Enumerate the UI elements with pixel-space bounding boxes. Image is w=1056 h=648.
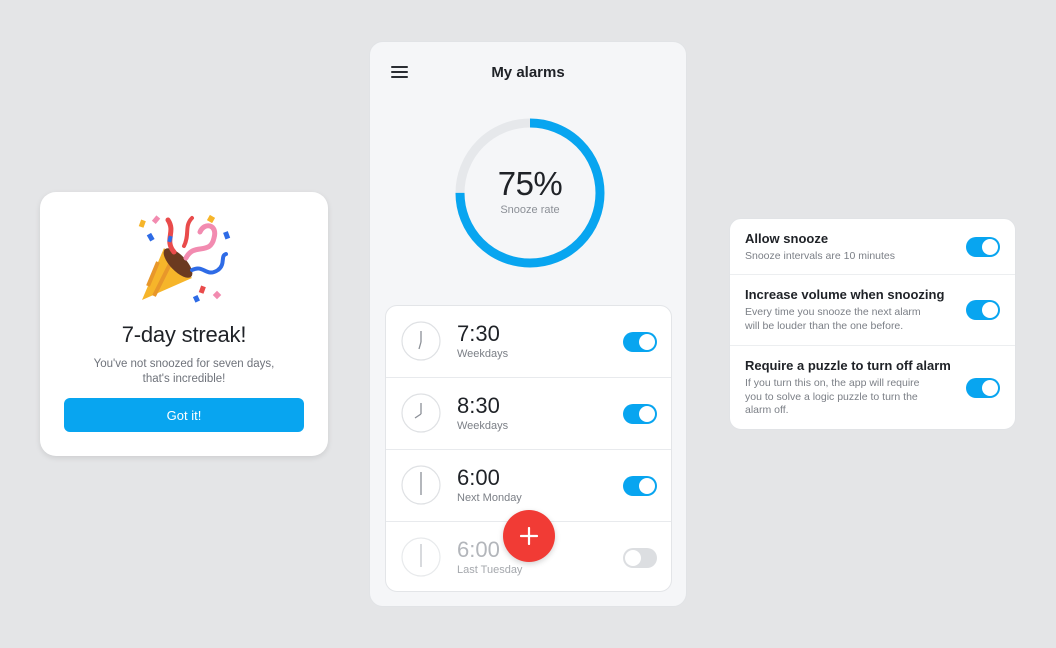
clock-icon [401, 321, 441, 361]
setting-require-puzzle: Require a puzzle to turn off alarm If yo… [730, 346, 1015, 431]
alarm-repeat: Last Tuesday [457, 564, 523, 576]
streak-title: 7-day streak! [121, 322, 247, 347]
setting-increase-volume: Increase volume when snoozing Every time… [730, 275, 1015, 346]
alarm-repeat: Weekdays [457, 420, 509, 432]
alarm-row[interactable]: 7:30 Weekdays [386, 306, 671, 378]
alarm-toggle[interactable] [623, 332, 657, 352]
setting-title: Increase volume when snoozing [745, 287, 945, 302]
clock-icon [401, 537, 441, 577]
setting-description-line: alarm off. [745, 404, 789, 416]
setting-description-line: Snooze intervals are 10 minutes [745, 250, 895, 262]
alarm-time: 6:00 [457, 465, 500, 490]
clock-icon [401, 465, 441, 505]
alarm-repeat: Weekdays [457, 348, 509, 360]
setting-description: Snooze intervals are 10 minutes [745, 250, 955, 264]
party-popper-icon [138, 214, 231, 303]
streak-description-line: You've not snoozed for seven days, [93, 358, 275, 370]
streak-description: You've not snoozed for seven days, that'… [80, 357, 288, 387]
screen-title: My alarms [491, 64, 565, 81]
snooze-rate-label: Snooze rate [500, 204, 560, 216]
alarm-toggle[interactable] [623, 548, 657, 568]
setting-description: Every time you snooze the next alarm wil… [745, 306, 955, 333]
alarm-row[interactable]: 8:30 Weekdays [386, 378, 671, 450]
snooze-rate-value: 75% [497, 165, 563, 202]
streak-description-line: that's incredible! [142, 373, 226, 385]
alarm-toggle[interactable] [623, 404, 657, 424]
alarm-toggle[interactable] [623, 476, 657, 496]
setting-title: Allow snooze [745, 231, 829, 246]
allow-snooze-toggle[interactable] [966, 237, 1000, 257]
alarms-screen: My alarms 75% Snooze rate 7:30 Weekdays … [369, 41, 687, 607]
alarm-time: 6:00 [457, 537, 500, 562]
snooze-settings-card: Allow snooze Snooze intervals are 10 min… [729, 218, 1016, 430]
require-puzzle-toggle[interactable] [966, 378, 1000, 398]
setting-allow-snooze: Allow snooze Snooze intervals are 10 min… [730, 219, 1015, 275]
plus-icon [520, 527, 538, 545]
increase-volume-toggle[interactable] [966, 300, 1000, 320]
setting-title: Require a puzzle to turn off alarm [745, 358, 951, 373]
setting-description-line: you to solve a logic puzzle to turn the [745, 390, 918, 403]
alarm-time: 7:30 [457, 321, 500, 346]
alarm-repeat: Next Monday [457, 492, 522, 504]
add-alarm-button[interactable] [503, 510, 555, 562]
setting-description: If you turn this on, the app will requir… [745, 377, 955, 418]
alarm-time: 8:30 [457, 393, 500, 418]
streak-card: 7-day streak! You've not snoozed for sev… [40, 192, 328, 456]
setting-description-line: Every time you snooze the next alarm [745, 306, 921, 318]
got-it-button[interactable]: Got it! [64, 398, 304, 432]
setting-description-line: will be louder than the one before. [745, 319, 904, 332]
setting-description-line: If you turn this on, the app will requir… [745, 377, 920, 389]
clock-icon [401, 393, 441, 433]
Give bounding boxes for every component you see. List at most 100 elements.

Requirements
Render every line of the items above as a JSON list of strings, one string per line, with blank lines omitted. Leave the pictures out of the list.

Correct output
[
  "Enumerate the UI elements with pixel-space bounding boxes. Image is w=1056 h=648.",
  "clock-icon [401, 321, 441, 361]",
  "setting-require-puzzle: Require a puzzle to turn off alarm If yo… [730, 346, 1015, 431]",
  "alarm-repeat: Last Tuesday [457, 564, 523, 576]",
  "streak-title: 7-day streak! [121, 322, 247, 347]",
  "setting-increase-volume: Increase volume when snoozing Every time… [730, 275, 1015, 346]",
  "alarm-repeat: Weekdays [457, 420, 509, 432]",
  "alarm-row[interactable]: 7:30 Weekdays [386, 306, 671, 378]",
  "alarm-toggle[interactable] [623, 332, 657, 352]",
  "setting-title: Increase volume when snoozing [745, 287, 945, 302]",
  "clock-icon [401, 537, 441, 577]",
  "setting-description-line: alarm off. [745, 404, 789, 416]",
  "setting-description-line: Snooze intervals are 10 minutes [745, 250, 895, 262]",
  "alarm-time: 6:00 [457, 465, 500, 490]",
  "clock-icon [401, 465, 441, 505]",
  "alarm-repeat: Weekdays [457, 348, 509, 360]",
  "setting-description: Snooze intervals are 10 minutes [745, 250, 955, 264]",
  "party-popper-icon [138, 214, 231, 303]",
  "streak-description-line: You've not snoozed for seven days, [93, 358, 275, 370]",
  "streak-description: You've not snoozed for seven days, that'… [80, 357, 288, 387]",
  "screen-title: My alarms [491, 64, 565, 81]",
  "snooze-rate-label: Snooze rate [500, 204, 560, 216]",
  "alarm-toggle[interactable] [623, 548, 657, 568]",
  "setting-description: Every time you snooze the next alarm wil… [745, 306, 955, 333]",
  "alarm-row[interactable]: 8:30 Weekdays [386, 378, 671, 450]",
  "snooze-rate-value: 75% [497, 165, 563, 202]",
  "streak-description-line: that's incredible! [142, 373, 226, 385]",
  "alarm-toggle[interactable] [623, 404, 657, 424]",
  "alarm-toggle[interactable] [623, 476, 657, 496]",
  "setting-title: Allow snooze [745, 231, 829, 246]",
  "allow-snooze-toggle[interactable] [966, 237, 1000, 257]",
  "alarms-screen: My alarms 75% Snooze rate 7:30 Weekdays … [369, 41, 687, 607]",
  "alarm-time: 6:00 [457, 537, 500, 562]",
  "snooze-settings-card: Allow snooze Snooze intervals are 10 min… [729, 218, 1016, 430]",
  "require-puzzle-toggle[interactable] [966, 378, 1000, 398]",
  "setting-allow-snooze: Allow snooze Snooze intervals are 10 min… [730, 219, 1015, 275]",
  "plus-icon [520, 527, 538, 545]",
  "increase-volume-toggle[interactable] [966, 300, 1000, 320]",
  "setting-title: Require a puzzle to turn off alarm [745, 358, 951, 373]",
  "setting-description-line: you to solve a logic puzzle to turn the [745, 390, 918, 403]",
  "alarm-time: 7:30 [457, 321, 500, 346]",
  "alarm-repeat: Next Monday [457, 492, 522, 504]",
  "add-alarm-button[interactable] [503, 510, 555, 562]",
  "setting-description: If you turn this on, the app will requir… [745, 377, 955, 418]",
  "alarm-time: 8:30 [457, 393, 500, 418]",
  "streak-card: 7-day streak! You've not snoozed for sev… [40, 192, 328, 456]",
  "setting-description-line: Every time you snooze the next alarm [745, 306, 921, 318]",
  "got-it-button[interactable]: Got it! [64, 398, 304, 432]",
  "setting-description-line: will be louder than the one before. [745, 319, 904, 332]",
  "setting-description-line: If you turn this on, the app will requir… [745, 377, 920, 389]",
  "clock-icon [401, 393, 441, 433]",
  "Give bounding boxes for every component you see. List at most 100 elements."
]